-- Exercise --
Copy all the data exactly, except the pictures.

Collected data:
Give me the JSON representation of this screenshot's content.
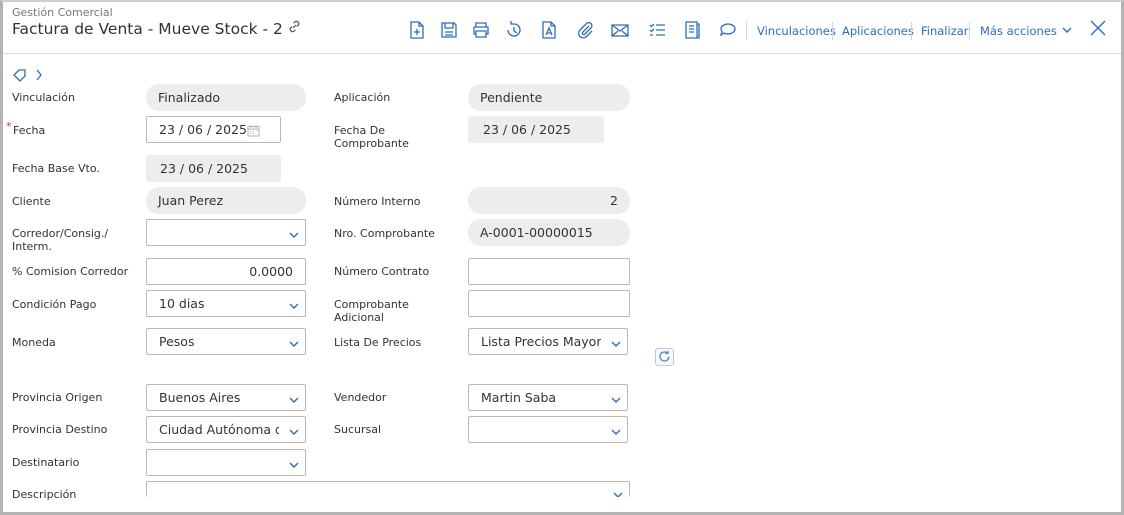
{
  "header": {
    "module": "Gestión Comercial",
    "title": "Factura de Venta - Mueve Stock - 2",
    "links": {
      "vinculaciones": "Vinculaciones",
      "aplicaciones": "Aplicaciones",
      "finalizar": "Finalizar",
      "mas_acciones": "Más acciones"
    },
    "accent_color": "#2c6fb5"
  },
  "form": {
    "vinculacion": {
      "label": "Vinculación",
      "value": "Finalizado"
    },
    "aplicacion": {
      "label": "Aplicación",
      "value": "Pendiente"
    },
    "fecha": {
      "label": "Fecha",
      "required_mark": "*",
      "value": "23 / 06 / 2025"
    },
    "fecha_comprobante": {
      "label_line1": "Fecha De",
      "label_line2": "Comprobante",
      "value": "23 / 06 / 2025"
    },
    "fecha_base_vto": {
      "label": "Fecha Base Vto.",
      "value": "23 / 06 / 2025"
    },
    "cliente": {
      "label": "Cliente",
      "value": "Juan Perez"
    },
    "numero_interno": {
      "label": "Número Interno",
      "value": "2"
    },
    "corredor": {
      "label_line1": "Corredor/Consig./",
      "label_line2": "Interm.",
      "value": ""
    },
    "nro_comprobante": {
      "label": "Nro. Comprobante",
      "value": "A-0001-00000015"
    },
    "comision_corredor": {
      "label": "% Comision Corredor",
      "value": "0.0000"
    },
    "numero_contrato": {
      "label": "Número Contrato",
      "value": ""
    },
    "condicion_pago": {
      "label": "Condición Pago",
      "value": "10 dias"
    },
    "comprobante_adicional": {
      "label_line1": "Comprobante",
      "label_line2": "Adicional",
      "value": ""
    },
    "moneda": {
      "label": "Moneda",
      "value": "Pesos"
    },
    "lista_precios": {
      "label": "Lista De Precios",
      "value": "Lista Precios Mayorista"
    },
    "provincia_origen": {
      "label": "Provincia Origen",
      "value": "Buenos Aires"
    },
    "vendedor": {
      "label": "Vendedor",
      "value": "Martin Saba"
    },
    "provincia_destino": {
      "label": "Provincia Destino",
      "value": "Ciudad Autónoma de Buenos Aires"
    },
    "sucursal": {
      "label": "Sucursal",
      "value": ""
    },
    "destinatario": {
      "label": "Destinatario",
      "value": ""
    },
    "descripcion": {
      "label": "Descripción",
      "value": ""
    }
  }
}
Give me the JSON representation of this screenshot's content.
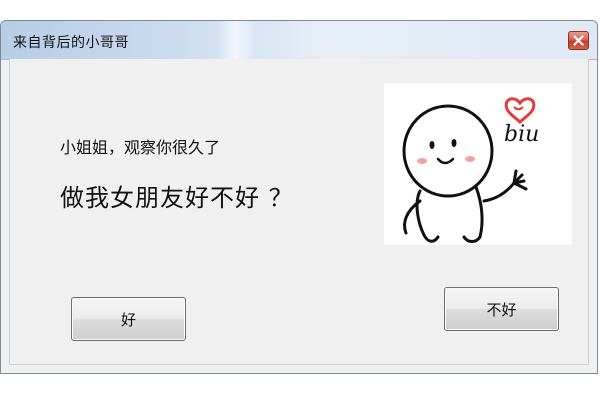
{
  "window": {
    "title": "来自背后的小哥哥"
  },
  "message": {
    "line1": "小姐姐，观察你很久了",
    "line2": "做我女朋友好不好 ？"
  },
  "image": {
    "caption": "biu",
    "icon": "heart-icon"
  },
  "buttons": {
    "yes_label": "好",
    "no_label": "不好"
  },
  "colors": {
    "titlebar": "#c7d9ee",
    "close_button": "#d3654d",
    "dialog_background": "#f0f0f0",
    "heart": "#e23b3b",
    "cheeks": "#f4a0a0"
  }
}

-- The completed task --
Give me the JSON representation of this screenshot's content.
{
  "header": {
    "module": "Gestión Comercial",
    "title": "Factura de Venta - Mueve Stock - 2",
    "links": {
      "vinculaciones": "Vinculaciones",
      "aplicaciones": "Aplicaciones",
      "finalizar": "Finalizar",
      "mas_acciones": "Más acciones"
    },
    "accent_color": "#2c6fb5"
  },
  "form": {
    "vinculacion": {
      "label": "Vinculación",
      "value": "Finalizado"
    },
    "aplicacion": {
      "label": "Aplicación",
      "value": "Pendiente"
    },
    "fecha": {
      "label": "Fecha",
      "required_mark": "*",
      "value": "23 / 06 / 2025"
    },
    "fecha_comprobante": {
      "label_line1": "Fecha De",
      "label_line2": "Comprobante",
      "value": "23 / 06 / 2025"
    },
    "fecha_base_vto": {
      "label": "Fecha Base Vto.",
      "value": "23 / 06 / 2025"
    },
    "cliente": {
      "label": "Cliente",
      "value": "Juan Perez"
    },
    "numero_interno": {
      "label": "Número Interno",
      "value": "2"
    },
    "corredor": {
      "label_line1": "Corredor/Consig./",
      "label_line2": "Interm.",
      "value": ""
    },
    "nro_comprobante": {
      "label": "Nro. Comprobante",
      "value": "A-0001-00000015"
    },
    "comision_corredor": {
      "label": "% Comision Corredor",
      "value": "0.0000"
    },
    "numero_contrato": {
      "label": "Número Contrato",
      "value": ""
    },
    "condicion_pago": {
      "label": "Condición Pago",
      "value": "10 dias"
    },
    "comprobante_adicional": {
      "label_line1": "Comprobante",
      "label_line2": "Adicional",
      "value": ""
    },
    "moneda": {
      "label": "Moneda",
      "value": "Pesos"
    },
    "lista_precios": {
      "label": "Lista De Precios",
      "value": "Lista Precios Mayorista"
    },
    "provincia_origen": {
      "label": "Provincia Origen",
      "value": "Buenos Aires"
    },
    "vendedor": {
      "label": "Vendedor",
      "value": "Martin Saba"
    },
    "provincia_destino": {
      "label": "Provincia Destino",
      "value": "Ciudad Autónoma de Buenos Aires"
    },
    "sucursal": {
      "label": "Sucursal",
      "value": ""
    },
    "destinatario": {
      "label": "Destinatario",
      "value": ""
    },
    "descripcion": {
      "label": "Descripción",
      "value": ""
    }
  }
}
Give me the JSON representation of this screenshot's content.
{
  "window": {
    "title": "来自背后的小哥哥"
  },
  "message": {
    "line1": "小姐姐，观察你很久了",
    "line2": "做我女朋友好不好 ？"
  },
  "image": {
    "caption": "biu",
    "icon": "heart-icon"
  },
  "buttons": {
    "yes_label": "好",
    "no_label": "不好"
  },
  "colors": {
    "titlebar": "#c7d9ee",
    "close_button": "#d3654d",
    "dialog_background": "#f0f0f0",
    "heart": "#e23b3b",
    "cheeks": "#f4a0a0"
  }
}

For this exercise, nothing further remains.